● TASK: Pick out all lines with the word "fundark" from the records that follow.

● MATERIAL FOR THE TASK:
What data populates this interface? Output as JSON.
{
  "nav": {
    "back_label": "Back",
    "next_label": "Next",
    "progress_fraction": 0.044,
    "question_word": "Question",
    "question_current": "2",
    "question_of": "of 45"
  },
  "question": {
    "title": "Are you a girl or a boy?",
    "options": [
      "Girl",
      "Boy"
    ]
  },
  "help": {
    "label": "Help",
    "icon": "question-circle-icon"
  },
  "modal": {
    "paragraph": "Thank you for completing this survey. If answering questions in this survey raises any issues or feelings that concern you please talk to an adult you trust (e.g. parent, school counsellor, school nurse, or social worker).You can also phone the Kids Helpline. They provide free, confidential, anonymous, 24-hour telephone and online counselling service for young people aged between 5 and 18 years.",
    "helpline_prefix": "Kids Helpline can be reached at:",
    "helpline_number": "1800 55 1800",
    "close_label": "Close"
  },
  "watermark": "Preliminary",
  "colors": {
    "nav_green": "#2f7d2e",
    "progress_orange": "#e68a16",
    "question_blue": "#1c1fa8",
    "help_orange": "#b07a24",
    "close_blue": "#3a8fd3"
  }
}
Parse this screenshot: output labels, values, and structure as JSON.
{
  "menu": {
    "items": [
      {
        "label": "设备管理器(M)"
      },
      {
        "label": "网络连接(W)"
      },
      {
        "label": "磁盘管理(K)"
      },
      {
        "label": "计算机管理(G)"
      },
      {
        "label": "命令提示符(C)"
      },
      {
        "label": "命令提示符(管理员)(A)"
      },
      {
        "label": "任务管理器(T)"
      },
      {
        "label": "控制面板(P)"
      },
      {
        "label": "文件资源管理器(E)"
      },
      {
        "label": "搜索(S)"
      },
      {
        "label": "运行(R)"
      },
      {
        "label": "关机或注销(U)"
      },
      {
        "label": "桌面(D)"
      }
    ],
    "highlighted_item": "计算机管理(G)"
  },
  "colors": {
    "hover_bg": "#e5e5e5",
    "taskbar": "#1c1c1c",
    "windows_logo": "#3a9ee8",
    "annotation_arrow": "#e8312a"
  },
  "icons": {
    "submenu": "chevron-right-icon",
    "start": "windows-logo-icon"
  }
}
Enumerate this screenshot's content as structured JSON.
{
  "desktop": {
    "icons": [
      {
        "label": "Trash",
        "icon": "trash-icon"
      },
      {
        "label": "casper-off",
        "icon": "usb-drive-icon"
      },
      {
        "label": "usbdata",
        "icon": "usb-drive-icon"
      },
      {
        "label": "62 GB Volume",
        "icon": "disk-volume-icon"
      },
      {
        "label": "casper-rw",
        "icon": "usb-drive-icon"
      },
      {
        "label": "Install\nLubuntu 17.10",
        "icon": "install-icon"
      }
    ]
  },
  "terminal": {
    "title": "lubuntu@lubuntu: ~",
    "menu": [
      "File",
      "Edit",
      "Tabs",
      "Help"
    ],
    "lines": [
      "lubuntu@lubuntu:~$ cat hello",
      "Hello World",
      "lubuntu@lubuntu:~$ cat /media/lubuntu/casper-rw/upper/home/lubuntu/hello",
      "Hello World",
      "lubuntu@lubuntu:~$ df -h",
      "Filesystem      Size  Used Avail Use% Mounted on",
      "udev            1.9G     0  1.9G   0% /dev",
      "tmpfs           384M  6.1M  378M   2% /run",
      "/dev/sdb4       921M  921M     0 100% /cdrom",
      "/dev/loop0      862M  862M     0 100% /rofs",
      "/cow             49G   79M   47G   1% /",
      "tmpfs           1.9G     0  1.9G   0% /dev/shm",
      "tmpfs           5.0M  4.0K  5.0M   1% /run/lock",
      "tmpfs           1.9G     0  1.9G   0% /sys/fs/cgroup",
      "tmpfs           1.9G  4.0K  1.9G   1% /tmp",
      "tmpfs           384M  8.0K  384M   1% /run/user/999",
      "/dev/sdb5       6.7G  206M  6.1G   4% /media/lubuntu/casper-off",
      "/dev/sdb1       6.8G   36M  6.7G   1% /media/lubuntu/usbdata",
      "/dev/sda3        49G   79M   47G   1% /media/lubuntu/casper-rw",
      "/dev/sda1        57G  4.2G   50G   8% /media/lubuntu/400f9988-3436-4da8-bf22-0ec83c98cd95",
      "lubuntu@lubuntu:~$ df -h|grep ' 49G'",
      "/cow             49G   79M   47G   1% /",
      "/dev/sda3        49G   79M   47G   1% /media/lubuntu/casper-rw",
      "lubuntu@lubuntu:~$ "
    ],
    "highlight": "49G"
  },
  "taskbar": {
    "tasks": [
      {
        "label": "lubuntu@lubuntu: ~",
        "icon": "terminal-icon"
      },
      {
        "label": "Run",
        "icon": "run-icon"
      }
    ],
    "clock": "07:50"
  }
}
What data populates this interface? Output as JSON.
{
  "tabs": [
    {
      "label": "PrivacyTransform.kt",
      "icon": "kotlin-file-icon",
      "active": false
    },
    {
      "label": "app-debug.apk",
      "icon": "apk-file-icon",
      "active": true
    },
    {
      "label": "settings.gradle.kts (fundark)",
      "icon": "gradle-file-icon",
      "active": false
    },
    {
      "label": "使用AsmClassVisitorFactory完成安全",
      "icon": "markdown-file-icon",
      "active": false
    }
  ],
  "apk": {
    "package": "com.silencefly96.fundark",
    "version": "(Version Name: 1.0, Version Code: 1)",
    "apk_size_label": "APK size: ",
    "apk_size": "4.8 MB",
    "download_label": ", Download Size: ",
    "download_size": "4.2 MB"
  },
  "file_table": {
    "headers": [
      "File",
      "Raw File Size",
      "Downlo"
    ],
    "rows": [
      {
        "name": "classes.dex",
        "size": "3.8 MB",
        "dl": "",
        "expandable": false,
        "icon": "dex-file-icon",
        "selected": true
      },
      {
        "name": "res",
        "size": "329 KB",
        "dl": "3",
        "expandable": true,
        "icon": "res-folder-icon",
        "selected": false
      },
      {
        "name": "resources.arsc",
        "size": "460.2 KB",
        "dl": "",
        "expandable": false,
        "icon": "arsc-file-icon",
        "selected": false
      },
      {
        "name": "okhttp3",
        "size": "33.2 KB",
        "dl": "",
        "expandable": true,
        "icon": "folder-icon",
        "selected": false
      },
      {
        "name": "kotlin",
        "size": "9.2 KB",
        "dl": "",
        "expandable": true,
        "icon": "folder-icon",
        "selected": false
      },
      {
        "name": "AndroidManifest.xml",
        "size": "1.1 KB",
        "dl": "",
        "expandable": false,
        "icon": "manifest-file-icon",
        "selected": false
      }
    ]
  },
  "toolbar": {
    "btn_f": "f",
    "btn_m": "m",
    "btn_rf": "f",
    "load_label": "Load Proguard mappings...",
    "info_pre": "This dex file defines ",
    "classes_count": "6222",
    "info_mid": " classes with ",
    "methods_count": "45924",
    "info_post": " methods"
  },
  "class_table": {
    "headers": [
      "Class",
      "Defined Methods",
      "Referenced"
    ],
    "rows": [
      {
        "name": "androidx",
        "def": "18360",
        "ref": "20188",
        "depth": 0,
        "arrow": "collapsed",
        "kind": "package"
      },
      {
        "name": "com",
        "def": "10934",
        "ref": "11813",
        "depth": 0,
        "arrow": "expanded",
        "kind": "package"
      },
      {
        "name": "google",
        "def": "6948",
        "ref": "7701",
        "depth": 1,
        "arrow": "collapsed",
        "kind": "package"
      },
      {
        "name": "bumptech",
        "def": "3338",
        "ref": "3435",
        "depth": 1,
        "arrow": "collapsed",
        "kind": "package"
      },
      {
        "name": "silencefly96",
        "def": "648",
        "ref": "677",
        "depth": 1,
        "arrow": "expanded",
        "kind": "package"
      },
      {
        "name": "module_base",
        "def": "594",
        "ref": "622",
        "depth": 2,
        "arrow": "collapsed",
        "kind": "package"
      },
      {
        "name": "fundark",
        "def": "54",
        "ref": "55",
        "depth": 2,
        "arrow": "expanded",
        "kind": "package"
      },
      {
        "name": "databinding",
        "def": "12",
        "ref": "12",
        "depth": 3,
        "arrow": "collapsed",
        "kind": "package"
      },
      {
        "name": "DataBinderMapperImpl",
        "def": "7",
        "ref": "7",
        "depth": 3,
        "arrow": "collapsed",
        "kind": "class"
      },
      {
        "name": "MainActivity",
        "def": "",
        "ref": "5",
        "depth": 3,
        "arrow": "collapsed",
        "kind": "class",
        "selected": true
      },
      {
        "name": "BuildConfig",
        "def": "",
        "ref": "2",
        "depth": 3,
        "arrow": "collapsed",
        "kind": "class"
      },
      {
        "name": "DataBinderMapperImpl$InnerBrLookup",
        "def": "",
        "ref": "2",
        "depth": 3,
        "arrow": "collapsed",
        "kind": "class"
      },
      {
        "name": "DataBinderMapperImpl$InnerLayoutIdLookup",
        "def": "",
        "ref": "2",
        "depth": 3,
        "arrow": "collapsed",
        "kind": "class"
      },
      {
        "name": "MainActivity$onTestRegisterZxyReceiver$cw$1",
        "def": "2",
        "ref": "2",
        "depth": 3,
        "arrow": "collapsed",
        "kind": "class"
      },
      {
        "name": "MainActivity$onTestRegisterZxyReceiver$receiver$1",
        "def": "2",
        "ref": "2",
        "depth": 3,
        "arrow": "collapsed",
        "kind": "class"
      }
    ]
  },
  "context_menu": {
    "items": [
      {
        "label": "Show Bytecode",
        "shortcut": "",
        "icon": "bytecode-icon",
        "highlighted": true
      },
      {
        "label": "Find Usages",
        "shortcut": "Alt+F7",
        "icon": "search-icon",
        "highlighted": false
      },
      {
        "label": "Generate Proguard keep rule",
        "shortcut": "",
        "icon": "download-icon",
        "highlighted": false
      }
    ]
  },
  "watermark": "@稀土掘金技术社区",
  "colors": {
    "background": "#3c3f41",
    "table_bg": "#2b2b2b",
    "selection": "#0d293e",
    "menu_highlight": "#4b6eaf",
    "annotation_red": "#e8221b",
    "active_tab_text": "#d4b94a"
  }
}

● EXERCISE RESPONSE:
      "label": "settings.gradle.kts (fundark)",
    "package": "com.silencefly96.fundark",
        "name": "fundark",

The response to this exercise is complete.